The records that follow need to be output exactly as they are.

Given entries
==============================
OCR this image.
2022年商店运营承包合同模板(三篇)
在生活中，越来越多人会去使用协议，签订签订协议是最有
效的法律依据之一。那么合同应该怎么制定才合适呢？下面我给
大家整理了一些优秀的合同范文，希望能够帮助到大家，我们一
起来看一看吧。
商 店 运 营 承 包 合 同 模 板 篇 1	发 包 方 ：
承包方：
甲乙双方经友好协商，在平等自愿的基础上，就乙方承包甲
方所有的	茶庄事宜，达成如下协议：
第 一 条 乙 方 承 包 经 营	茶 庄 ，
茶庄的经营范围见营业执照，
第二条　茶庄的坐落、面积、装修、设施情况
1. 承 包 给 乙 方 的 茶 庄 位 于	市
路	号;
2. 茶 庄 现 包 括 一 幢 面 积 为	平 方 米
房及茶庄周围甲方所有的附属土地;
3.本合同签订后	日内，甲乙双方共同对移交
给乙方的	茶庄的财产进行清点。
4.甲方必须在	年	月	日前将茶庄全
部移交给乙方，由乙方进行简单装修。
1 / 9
==============================
Problem solution
OCR this image.
2022年商店运营承包合同模板(三篇)
在生活中，越来越多人会去使用协议，签订签订协议是最有
效的法律依据之一。那么合同应该怎么制定才合适呢？下面我给
大家整理了一些优秀的合同范文，希望能够帮助到大家，我们一
起来看一看吧。
商 店 运 营 承 包 合 同 模 板 篇 1	发 包 方 ：
承包方：
甲乙双方经友好协商，在平等自愿的基础上，就乙方承包甲
方所有的	茶庄事宜，达成如下协议：
第 一 条 乙 方 承 包 经 营	茶 庄 ，
茶庄的经营范围见营业执照，
第二条　茶庄的坐落、面积、装修、设施情况
1. 承 包 给 乙 方 的 茶 庄 位 于	市
路	号;
2. 茶 庄 现 包 括 一 幢 面 积 为	平 方 米
房及茶庄周围甲方所有的附属土地;
3.本合同签订后	日内，甲乙双方共同对移交
给乙方的	茶庄的财产进行清点。
4.甲方必须在	年	月	日前将茶庄全
部移交给乙方，由乙方进行简单装修。
1 / 9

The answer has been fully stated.